GOAL OF THE EXERCISE:
Read the data and repeat it in full, exactly.

** Start RECORDS FOR THE EXERCISE **

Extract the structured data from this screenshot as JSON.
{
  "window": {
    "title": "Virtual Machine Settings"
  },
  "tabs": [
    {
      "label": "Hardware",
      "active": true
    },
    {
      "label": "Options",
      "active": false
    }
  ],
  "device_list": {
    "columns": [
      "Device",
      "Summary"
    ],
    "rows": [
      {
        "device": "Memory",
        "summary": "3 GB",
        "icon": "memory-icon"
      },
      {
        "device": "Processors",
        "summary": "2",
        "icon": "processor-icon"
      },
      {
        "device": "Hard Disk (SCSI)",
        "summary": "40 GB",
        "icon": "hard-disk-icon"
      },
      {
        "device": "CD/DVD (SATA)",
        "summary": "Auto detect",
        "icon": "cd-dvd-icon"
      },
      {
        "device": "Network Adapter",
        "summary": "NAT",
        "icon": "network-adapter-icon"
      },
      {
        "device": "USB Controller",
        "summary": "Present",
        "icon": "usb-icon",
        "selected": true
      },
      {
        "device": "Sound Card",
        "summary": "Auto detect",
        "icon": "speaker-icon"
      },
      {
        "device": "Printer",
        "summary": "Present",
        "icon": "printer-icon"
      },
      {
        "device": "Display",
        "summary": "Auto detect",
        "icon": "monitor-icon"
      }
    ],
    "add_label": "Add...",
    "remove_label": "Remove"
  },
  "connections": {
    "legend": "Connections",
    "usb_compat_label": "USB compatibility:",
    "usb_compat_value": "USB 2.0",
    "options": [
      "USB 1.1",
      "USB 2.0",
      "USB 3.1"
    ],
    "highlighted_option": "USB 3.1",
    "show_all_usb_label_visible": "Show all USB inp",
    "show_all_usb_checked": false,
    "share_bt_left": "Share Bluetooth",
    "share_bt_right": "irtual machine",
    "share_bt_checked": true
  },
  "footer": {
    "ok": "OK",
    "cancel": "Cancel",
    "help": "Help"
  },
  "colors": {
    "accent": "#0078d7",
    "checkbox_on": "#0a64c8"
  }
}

** End RECORDS FOR THE EXERCISE **

SOLUTION FOR THIS TASK:
Extract the structured data from this screenshot as JSON.
{
  "window": {
    "title": "Virtual Machine Settings"
  },
  "tabs": [
    {
      "label": "Hardware",
      "active": true
    },
    {
      "label": "Options",
      "active": false
    }
  ],
  "device_list": {
    "columns": [
      "Device",
      "Summary"
    ],
    "rows": [
      {
        "device": "Memory",
        "summary": "3 GB",
        "icon": "memory-icon"
      },
      {
        "device": "Processors",
        "summary": "2",
        "icon": "processor-icon"
      },
      {
        "device": "Hard Disk (SCSI)",
        "summary": "40 GB",
        "icon": "hard-disk-icon"
      },
      {
        "device": "CD/DVD (SATA)",
        "summary": "Auto detect",
        "icon": "cd-dvd-icon"
      },
      {
        "device": "Network Adapter",
        "summary": "NAT",
        "icon": "network-adapter-icon"
      },
      {
        "device": "USB Controller",
        "summary": "Present",
        "icon": "usb-icon",
        "selected": true
      },
      {
        "device": "Sound Card",
        "summary": "Auto detect",
        "icon": "speaker-icon"
      },
      {
        "device": "Printer",
        "summary": "Present",
        "icon": "printer-icon"
      },
      {
        "device": "Display",
        "summary": "Auto detect",
        "icon": "monitor-icon"
      }
    ],
    "add_label": "Add...",
    "remove_label": "Remove"
  },
  "connections": {
    "legend": "Connections",
    "usb_compat_label": "USB compatibility:",
    "usb_compat_value": "USB 2.0",
    "options": [
      "USB 1.1",
      "USB 2.0",
      "USB 3.1"
    ],
    "highlighted_option": "USB 3.1",
    "show_all_usb_label_visible": "Show all USB inp",
    "show_all_usb_checked": false,
    "share_bt_left": "Share Bluetooth",
    "share_bt_right": "irtual machine",
    "share_bt_checked": true
  },
  "footer": {
    "ok": "OK",
    "cancel": "Cancel",
    "help": "Help"
  },
  "colors": {
    "accent": "#0078d7",
    "checkbox_on": "#0a64c8"
  }
}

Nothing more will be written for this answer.